- **Goal**: Give every line back verbatim, dropping all images.

- **Task data**:
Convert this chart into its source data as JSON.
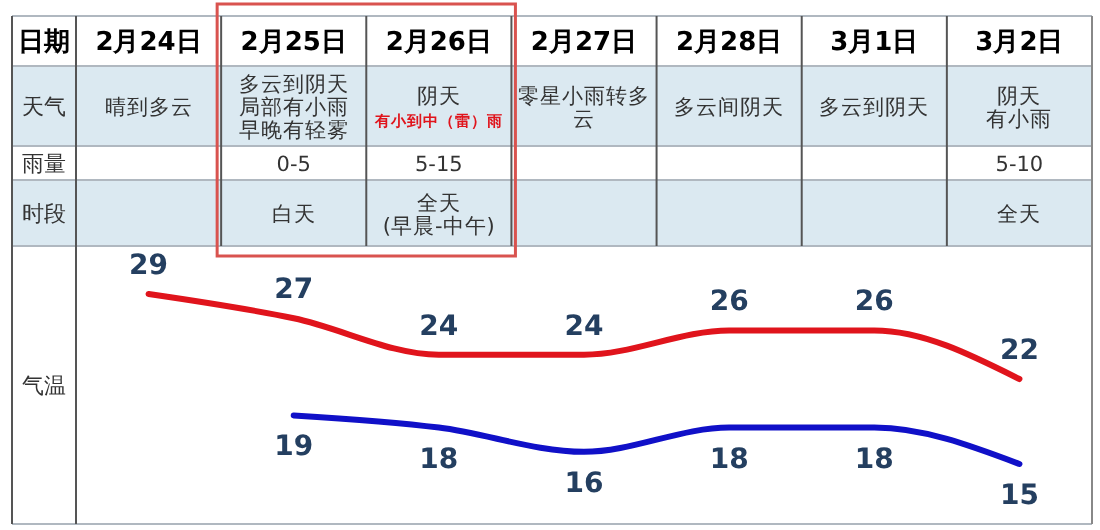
{
  "chart_data": {
    "type": "line",
    "xlabel": "日期",
    "ylabel": "气温",
    "categories": [
      "2月24日",
      "2月25日",
      "2月26日",
      "2月27日",
      "2月28日",
      "3月1日",
      "3月2日"
    ],
    "series": [
      {
        "color": "#e0141c",
        "values": [
          29,
          27,
          24,
          24,
          26,
          26,
          22
        ]
      },
      {
        "color": "#1010c8",
        "values": [
          null,
          19,
          18,
          16,
          18,
          18,
          15
        ]
      }
    ],
    "data_labels": true,
    "annotations": [
      "天气",
      "晴到多云",
      "多云到阴天局部有小雨早晚有轻雾",
      "阴天",
      "有小到中（雷）雨",
      "零星小雨转多云",
      "多云间阴天",
      "多云到阴天",
      "阴天有小雨",
      "雨量",
      "0-5",
      "5-15",
      "5-10",
      "时段",
      "白天",
      "全天(早晨-中午)",
      "全天"
    ]
  }
}
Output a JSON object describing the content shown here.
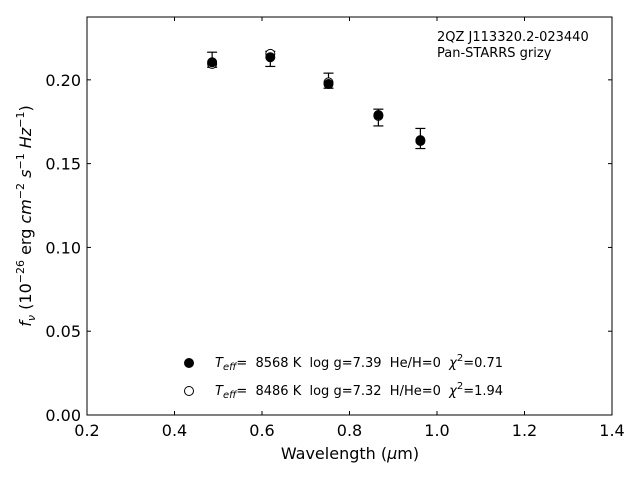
{
  "chart_data": {
    "type": "scatter",
    "title": "",
    "annotation_lines": [
      "2QZ J113320.2-023440",
      "Pan-STARRS grizy"
    ],
    "xlabel": "Wavelength (μm)",
    "ylabel": "f_ν (10^-26 erg cm^-2 s^-1 Hz^-1)",
    "xlim": [
      0.2,
      1.4
    ],
    "ylim": [
      0.0,
      0.2375
    ],
    "x_ticks": [
      0.2,
      0.4,
      0.6,
      0.8,
      1.0,
      1.2,
      1.4
    ],
    "x_tick_labels": [
      "0.2",
      "0.4",
      "0.6",
      "0.8",
      "1.0",
      "1.2",
      "1.4"
    ],
    "y_ticks": [
      0.0,
      0.05,
      0.1,
      0.15,
      0.2
    ],
    "y_tick_labels": [
      "0.00",
      "0.05",
      "0.10",
      "0.15",
      "0.20"
    ],
    "grid": false,
    "legend_position": "bottom-center",
    "observed": {
      "x": [
        0.486,
        0.619,
        0.752,
        0.866,
        0.962
      ],
      "y": [
        0.212,
        0.2125,
        0.1995,
        0.1775,
        0.165
      ],
      "yerr": [
        0.0045,
        0.0045,
        0.0045,
        0.005,
        0.006
      ]
    },
    "series": [
      {
        "name": "Teff= 8568 K log g=7.39 He/H=0 χ2=0.71",
        "marker": "filled-circle",
        "legend_parts": {
          "teff_value": "=  8568 K  log g=7.39  He/H=0  ",
          "chi_value": "=0.71"
        },
        "x": [
          0.486,
          0.619,
          0.752,
          0.866,
          0.962
        ],
        "y": [
          0.2105,
          0.2135,
          0.1975,
          0.179,
          0.164
        ]
      },
      {
        "name": "Teff= 8486 K log g=7.32 H/He=0 χ2=1.94",
        "marker": "open-circle",
        "legend_parts": {
          "teff_value": "=  8486 K  log g=7.32  H/He=0  ",
          "chi_value": "=1.94"
        },
        "x": [
          0.486,
          0.619,
          0.752,
          0.866,
          0.962
        ],
        "y": [
          0.2095,
          0.2155,
          0.1985,
          0.1785,
          0.1635
        ]
      }
    ],
    "colors": {
      "marker": "#000000",
      "axes": "#000000",
      "background": "#ffffff"
    }
  }
}
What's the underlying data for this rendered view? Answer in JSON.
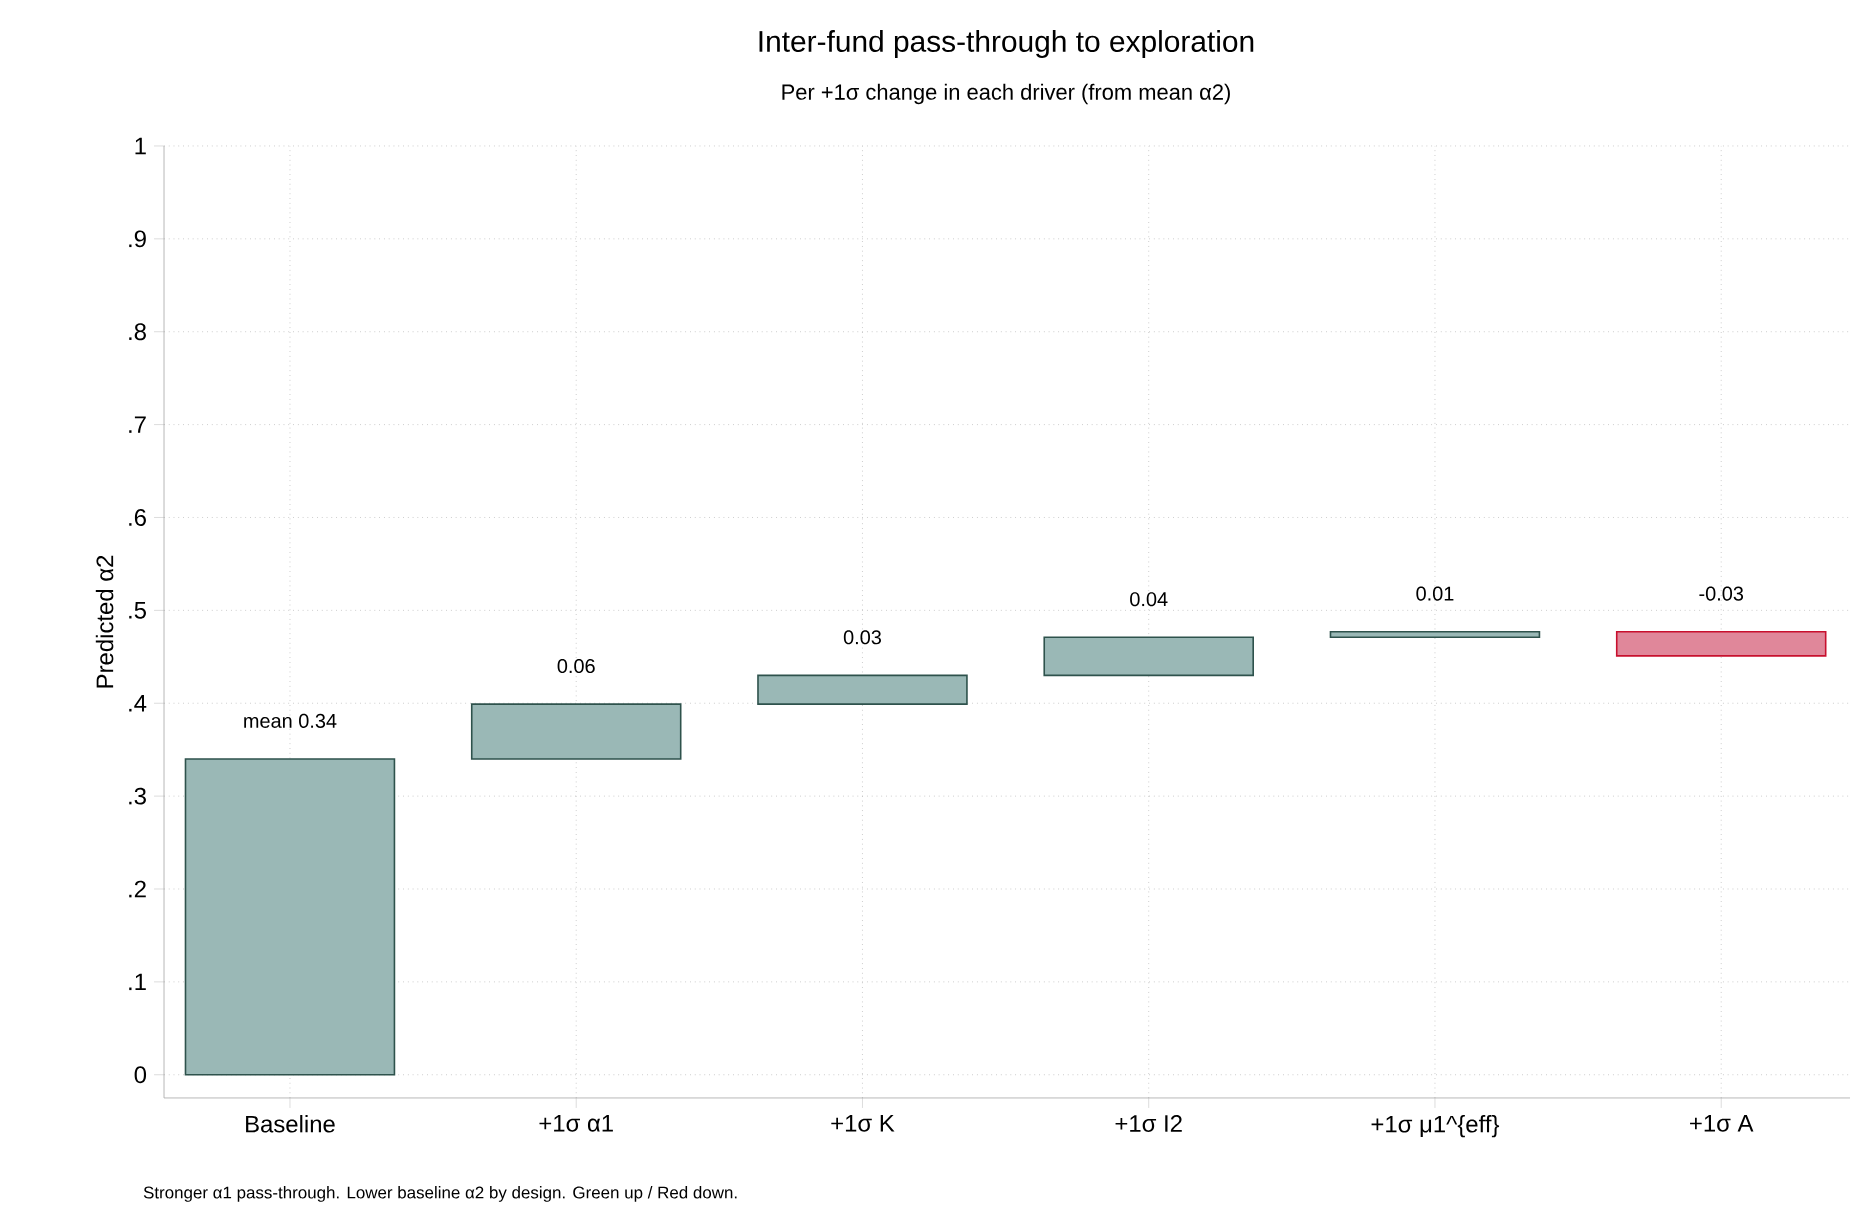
{
  "chart_data": {
    "type": "bar",
    "title": "Inter-fund pass-through to exploration",
    "subtitle": "Per +1σ change in each driver (from mean α2)",
    "ylabel": "Predicted α2",
    "categories": [
      "Baseline",
      "+1σ α1",
      "+1σ K",
      "+1σ I2",
      "+1σ μ1^{eff}",
      "+1σ A"
    ],
    "values": [
      0.34,
      0.059,
      0.031,
      0.041,
      0.006,
      -0.026
    ],
    "base": [
      0,
      0.34,
      0.399,
      0.43,
      0.471,
      0.477
    ],
    "value_labels": [
      "mean 0.34",
      "0.06",
      "0.03",
      "0.04",
      "0.01",
      "-0.03"
    ],
    "colors": [
      "#9ab8b6",
      "#9ab8b6",
      "#9ab8b6",
      "#9ab8b6",
      "#9ab8b6",
      "#e0879a"
    ],
    "ylim": [
      -0.025,
      1
    ],
    "yticks": [
      0,
      {
        "value": 0.1,
        "label": ".1"
      },
      {
        "value": 0.2,
        "label": ".2"
      },
      {
        "value": 0.3,
        "label": ".3"
      },
      {
        "value": 0.4,
        "label": ".4"
      },
      {
        "value": 0.5,
        "label": ".5"
      },
      {
        "value": 0.6,
        "label": ".6"
      },
      {
        "value": 0.7,
        "label": ".7"
      },
      {
        "value": 0.8,
        "label": ".8"
      },
      {
        "value": 0.9,
        "label": ".9"
      },
      1
    ],
    "grid": true,
    "annotations": [
      "Stronger α1 pass-through. Lower baseline α2 by design. Green up / Red down."
    ]
  }
}
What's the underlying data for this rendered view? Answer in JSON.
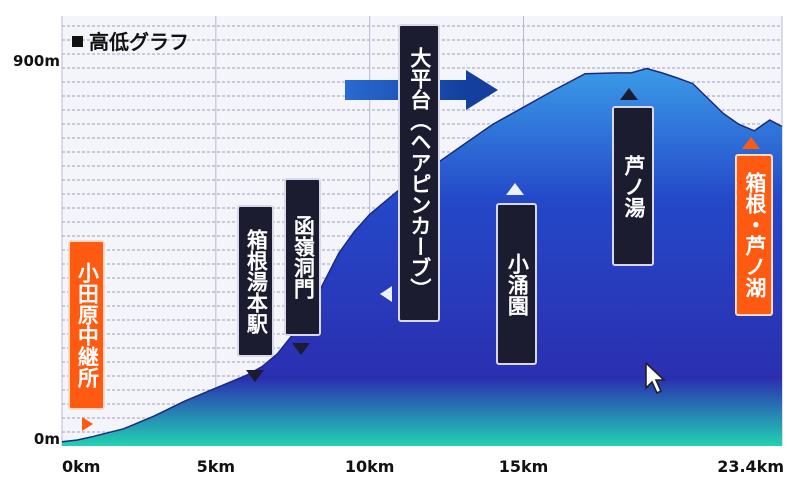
{
  "chart_data": {
    "type": "area",
    "title": "高低グラフ",
    "y_ticks": [
      "0m",
      "900m"
    ],
    "ylim": [
      0,
      900
    ],
    "x_ticks": [
      {
        "value": 0,
        "label": "0km"
      },
      {
        "value": 5,
        "label": "5km"
      },
      {
        "value": 10,
        "label": "10km"
      },
      {
        "value": 15,
        "label": "15km"
      },
      {
        "value": 23.4,
        "label": "23.4km"
      }
    ],
    "xlim": [
      0,
      23.4
    ],
    "grid": true,
    "series": [
      {
        "x": [
          0,
          0.5,
          1,
          2,
          3,
          4,
          5,
          6,
          6.5,
          7,
          7.5,
          8,
          8.5,
          9,
          9.5,
          10,
          10.5,
          11,
          12,
          13,
          14,
          15,
          16,
          17,
          18,
          18.5,
          19,
          19.5,
          20,
          20.5,
          21,
          21.5,
          22,
          22.5,
          23,
          23.4
        ],
        "y": [
          10,
          14,
          22,
          40,
          70,
          105,
          135,
          165,
          185,
          215,
          260,
          310,
          380,
          450,
          500,
          540,
          570,
          600,
          650,
          700,
          750,
          790,
          830,
          868,
          870,
          870,
          880,
          870,
          858,
          845,
          810,
          775,
          750,
          735,
          760,
          745
        ]
      }
    ]
  },
  "markers": {
    "odawara": "小田原中継所",
    "hakone_yumoto": "箱根湯本駅",
    "hakone_tunnel": "函嶺洞門",
    "ohiradai": "大平台（ヘアピンカーブ）",
    "kowakien": "小涌園",
    "ashinoyu": "芦ノ湯",
    "ashinoko": "箱根・芦ノ湖"
  },
  "colors": {
    "area_top": "#2e7fe0",
    "area_mid": "#2233bb",
    "area_bottom": "#20d4b4",
    "arrow": "#1e56b8",
    "orange": "#ff5a12"
  }
}
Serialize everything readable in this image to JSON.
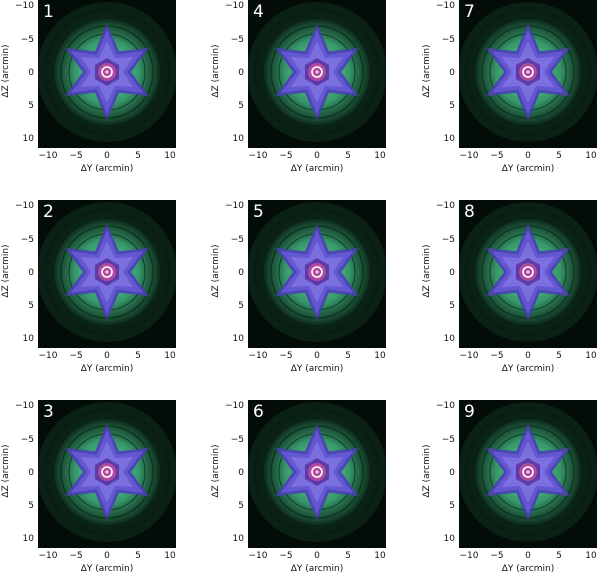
{
  "figure": {
    "x_axis_label": "ΔY (arcmin)",
    "y_axis_label": "ΔZ (arcmin)",
    "x_ticks": [
      "−10",
      "−5",
      "0",
      "5",
      "10"
    ],
    "y_ticks": [
      "−10",
      "−5",
      "0",
      "5",
      "10"
    ],
    "panels": [
      {
        "label": "1"
      },
      {
        "label": "2"
      },
      {
        "label": "3"
      },
      {
        "label": "4"
      },
      {
        "label": "5"
      },
      {
        "label": "6"
      },
      {
        "label": "7"
      },
      {
        "label": "8"
      },
      {
        "label": "9"
      }
    ],
    "colors": {
      "background": "#030c06",
      "halo": "#3fae7a",
      "star": "#6a5ad8",
      "core": "#b04aa0"
    }
  }
}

- **Response to this task**:
Convert this chart into its source data as JSON.
{
  "chart_data": {
    "type": "line",
    "xlabel": "日期",
    "ylabel": "气温",
    "categories": [
      "2月24日",
      "2月25日",
      "2月26日",
      "2月27日",
      "2月28日",
      "3月1日",
      "3月2日"
    ],
    "series": [
      {
        "color": "#e0141c",
        "values": [
          29,
          27,
          24,
          24,
          26,
          26,
          22
        ]
      },
      {
        "color": "#1010c8",
        "values": [
          null,
          19,
          18,
          16,
          18,
          18,
          15
        ]
      }
    ],
    "data_labels": true,
    "annotations": [
      "天气",
      "晴到多云",
      "多云到阴天局部有小雨早晚有轻雾",
      "阴天",
      "有小到中（雷）雨",
      "零星小雨转多云",
      "多云间阴天",
      "多云到阴天",
      "阴天有小雨",
      "雨量",
      "0-5",
      "5-15",
      "5-10",
      "时段",
      "白天",
      "全天(早晨-中午)",
      "全天"
    ]
  }
}
Output a JSON object describing the content shown here.
{
  "chart_data": {
    "type": "scatter",
    "title": "",
    "annotation_lines": [
      "2QZ J113320.2-023440",
      "Pan-STARRS grizy"
    ],
    "xlabel": "Wavelength (μm)",
    "ylabel": "f_ν (10^-26 erg cm^-2 s^-1 Hz^-1)",
    "xlim": [
      0.2,
      1.4
    ],
    "ylim": [
      0.0,
      0.2375
    ],
    "x_ticks": [
      0.2,
      0.4,
      0.6,
      0.8,
      1.0,
      1.2,
      1.4
    ],
    "x_tick_labels": [
      "0.2",
      "0.4",
      "0.6",
      "0.8",
      "1.0",
      "1.2",
      "1.4"
    ],
    "y_ticks": [
      0.0,
      0.05,
      0.1,
      0.15,
      0.2
    ],
    "y_tick_labels": [
      "0.00",
      "0.05",
      "0.10",
      "0.15",
      "0.20"
    ],
    "grid": false,
    "legend_position": "bottom-center",
    "observed": {
      "x": [
        0.486,
        0.619,
        0.752,
        0.866,
        0.962
      ],
      "y": [
        0.212,
        0.2125,
        0.1995,
        0.1775,
        0.165
      ],
      "yerr": [
        0.0045,
        0.0045,
        0.0045,
        0.005,
        0.006
      ]
    },
    "series": [
      {
        "name": "Teff= 8568 K log g=7.39 He/H=0 χ2=0.71",
        "marker": "filled-circle",
        "legend_parts": {
          "teff_value": "=  8568 K  log g=7.39  He/H=0  ",
          "chi_value": "=0.71"
        },
        "x": [
          0.486,
          0.619,
          0.752,
          0.866,
          0.962
        ],
        "y": [
          0.2105,
          0.2135,
          0.1975,
          0.179,
          0.164
        ]
      },
      {
        "name": "Teff= 8486 K log g=7.32 H/He=0 χ2=1.94",
        "marker": "open-circle",
        "legend_parts": {
          "teff_value": "=  8486 K  log g=7.32  H/He=0  ",
          "chi_value": "=1.94"
        },
        "x": [
          0.486,
          0.619,
          0.752,
          0.866,
          0.962
        ],
        "y": [
          0.2095,
          0.2155,
          0.1985,
          0.1785,
          0.1635
        ]
      }
    ],
    "colors": {
      "marker": "#000000",
      "axes": "#000000",
      "background": "#ffffff"
    }
  }
}
What's the underlying data for this rendered view? Answer in JSON.
{
  "chart_data": {
    "type": "bar",
    "title": "Inter-fund pass-through to exploration",
    "subtitle": "Per +1σ change in each driver (from mean α2)",
    "ylabel": "Predicted α2",
    "categories": [
      "Baseline",
      "+1σ α1",
      "+1σ K",
      "+1σ I2",
      "+1σ μ1^{eff}",
      "+1σ A"
    ],
    "values": [
      0.34,
      0.059,
      0.031,
      0.041,
      0.006,
      -0.026
    ],
    "base": [
      0,
      0.34,
      0.399,
      0.43,
      0.471,
      0.477
    ],
    "value_labels": [
      "mean 0.34",
      "0.06",
      "0.03",
      "0.04",
      "0.01",
      "-0.03"
    ],
    "colors": [
      "#9ab8b6",
      "#9ab8b6",
      "#9ab8b6",
      "#9ab8b6",
      "#9ab8b6",
      "#e0879a"
    ],
    "ylim": [
      -0.025,
      1
    ],
    "yticks": [
      0,
      {
        "value": 0.1,
        "label": ".1"
      },
      {
        "value": 0.2,
        "label": ".2"
      },
      {
        "value": 0.3,
        "label": ".3"
      },
      {
        "value": 0.4,
        "label": ".4"
      },
      {
        "value": 0.5,
        "label": ".5"
      },
      {
        "value": 0.6,
        "label": ".6"
      },
      {
        "value": 0.7,
        "label": ".7"
      },
      {
        "value": 0.8,
        "label": ".8"
      },
      {
        "value": 0.9,
        "label": ".9"
      },
      1
    ],
    "grid": true,
    "annotations": [
      "Stronger α1 pass-through. Lower baseline α2 by design. Green up / Red down."
    ]
  }
}
What's the underlying data for this rendered view? Answer in JSON.
{
  "chart_data": {
    "type": "area",
    "title": "高低グラフ",
    "y_ticks": [
      "0m",
      "900m"
    ],
    "ylim": [
      0,
      900
    ],
    "x_ticks": [
      {
        "value": 0,
        "label": "0km"
      },
      {
        "value": 5,
        "label": "5km"
      },
      {
        "value": 10,
        "label": "10km"
      },
      {
        "value": 15,
        "label": "15km"
      },
      {
        "value": 23.4,
        "label": "23.4km"
      }
    ],
    "xlim": [
      0,
      23.4
    ],
    "grid": true,
    "series": [
      {
        "x": [
          0,
          0.5,
          1,
          2,
          3,
          4,
          5,
          6,
          6.5,
          7,
          7.5,
          8,
          8.5,
          9,
          9.5,
          10,
          10.5,
          11,
          12,
          13,
          14,
          15,
          16,
          17,
          18,
          18.5,
          19,
          19.5,
          20,
          20.5,
          21,
          21.5,
          22,
          22.5,
          23,
          23.4
        ],
        "y": [
          10,
          14,
          22,
          40,
          70,
          105,
          135,
          165,
          185,
          215,
          260,
          310,
          380,
          450,
          500,
          540,
          570,
          600,
          650,
          700,
          750,
          790,
          830,
          868,
          870,
          870,
          880,
          870,
          858,
          845,
          810,
          775,
          750,
          735,
          760,
          745
        ]
      }
    ]
  },
  "markers": {
    "odawara": "小田原中継所",
    "hakone_yumoto": "箱根湯本駅",
    "hakone_tunnel": "函嶺洞門",
    "ohiradai": "大平台（ヘアピンカーブ）",
    "kowakien": "小涌園",
    "ashinoyu": "芦ノ湯",
    "ashinoko": "箱根・芦ノ湖"
  },
  "colors": {
    "area_top": "#2e7fe0",
    "area_mid": "#2233bb",
    "area_bottom": "#20d4b4",
    "arrow": "#1e56b8",
    "orange": "#ff5a12"
  }
}
Serialize everything readable in this image to JSON.
{
  "figure": {
    "x_axis_label": "ΔY (arcmin)",
    "y_axis_label": "ΔZ (arcmin)",
    "x_ticks": [
      "−10",
      "−5",
      "0",
      "5",
      "10"
    ],
    "y_ticks": [
      "−10",
      "−5",
      "0",
      "5",
      "10"
    ],
    "panels": [
      {
        "label": "1"
      },
      {
        "label": "2"
      },
      {
        "label": "3"
      },
      {
        "label": "4"
      },
      {
        "label": "5"
      },
      {
        "label": "6"
      },
      {
        "label": "7"
      },
      {
        "label": "8"
      },
      {
        "label": "9"
      }
    ],
    "colors": {
      "background": "#030c06",
      "halo": "#3fae7a",
      "star": "#6a5ad8",
      "core": "#b04aa0"
    }
  }
}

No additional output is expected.